Tuesday, June 15, 2010

Nannerl, la soeur de Mozart, de René Féret

Wolfang Amadeus Mozart a dix ans lorsqu'il part dans une tournée européenne avec ses parents; sa sœur aînée, prodige contrariée du fait de son sexe, participe aux concerts qu'il donne, et s'efface dans l'ombre de son petit frère. La famille s'arrête quelque jours dans une abbaye, où les trois dernières filles de Louis XV, roi dépravé à la multiple descendance, sont élevées loin de la cour. Nannerl s'attache à la plus jeune, Louise de France. Déguisée en garçon, elle rencontre et tombe amoureuse du Dauphin, le futur Louis XVI. Il lui demande des sonates, elle écrit, malgré l'interdiction de son père. Leur amour est de courte durée, et Nannerl, finalement déçue, consacrera le reste de sa vie à la musique de son frère.

━━━━━━━━━━━━━━━━

À faire:
[1] Indiquez si chacune des affirmations suivantes concorde avec le passage sur Nannerl. Justifiez chaque réponse par oui ou non, suivi des mots exacts du passage qui permettent de trancher : (a) Mozart a dix ans au moment de la tournée européenne ; (b) Nannerl est la sœur cadette de Mozart ; (c) Nannerl écrit des sonates avec l'accord de son père.
[2] Recopiez fidèlement le passage sur Nannerl, en commençant par « Wolfang Amadeus Mozart » et en poursuivant jusqu'à « de son frère. ».
Le listing est un document distinct du passage sur Nannerl.

━━━━━━━━━━━━━━━━

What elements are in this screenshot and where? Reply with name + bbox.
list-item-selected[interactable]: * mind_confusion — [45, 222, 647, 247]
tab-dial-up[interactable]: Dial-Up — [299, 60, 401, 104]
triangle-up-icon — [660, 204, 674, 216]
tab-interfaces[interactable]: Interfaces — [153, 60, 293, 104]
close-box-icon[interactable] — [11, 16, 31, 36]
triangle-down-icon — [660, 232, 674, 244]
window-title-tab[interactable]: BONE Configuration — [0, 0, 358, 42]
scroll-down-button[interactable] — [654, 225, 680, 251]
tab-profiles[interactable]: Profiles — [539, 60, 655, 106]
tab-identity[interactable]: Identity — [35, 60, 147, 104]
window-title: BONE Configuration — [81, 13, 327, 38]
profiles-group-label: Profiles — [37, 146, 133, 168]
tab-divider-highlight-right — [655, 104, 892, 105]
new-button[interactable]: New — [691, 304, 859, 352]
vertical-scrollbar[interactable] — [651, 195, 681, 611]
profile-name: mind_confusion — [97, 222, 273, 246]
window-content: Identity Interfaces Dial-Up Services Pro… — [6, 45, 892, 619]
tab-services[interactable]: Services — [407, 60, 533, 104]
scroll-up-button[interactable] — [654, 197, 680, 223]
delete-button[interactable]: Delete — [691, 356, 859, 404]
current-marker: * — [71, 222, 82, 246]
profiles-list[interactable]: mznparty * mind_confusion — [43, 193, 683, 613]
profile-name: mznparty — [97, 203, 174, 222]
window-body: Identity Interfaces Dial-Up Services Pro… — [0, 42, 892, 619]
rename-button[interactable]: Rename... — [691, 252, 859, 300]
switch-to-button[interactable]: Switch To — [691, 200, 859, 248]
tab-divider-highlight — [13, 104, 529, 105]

━━━━━━━━━━━━━━━━

Réponses par exercice:
[1]
(a) Oui : « Wolfang Amadeus Mozart a dix ans lorsqu'il part dans une tournée européenne ».
(b) Non : « sa sœur aînée ».
(c) Non : « elle écrit, malgré l'interdiction de son père ».

[2]
Wolfang Amadeus Mozart a dix ans lorsqu'il part dans une tournée européenne avec ses parents; sa sœur aînée, prodige contrariée du fait de son sexe, participe aux concerts qu'il donne, et s'efface dans l'ombre de son petit frère. La famille s'arrête quelque jours dans une abbaye, où les trois dernières filles de Louis XV, roi dépravé à la multiple descendance, sont élevées loin de la cour. Nannerl s'attache à la plus jeune, Louise de France. Déguisée en garçon, elle rencontre et tombe amoureuse du Dauphin, le futur Louis XVI. Il lui demande des sonates, elle écrit, malgré l'interdiction de son père. Leur amour est de courte durée, et Nannerl, finalement déçue, consacrera le reste de sa vie à la musique de son frère.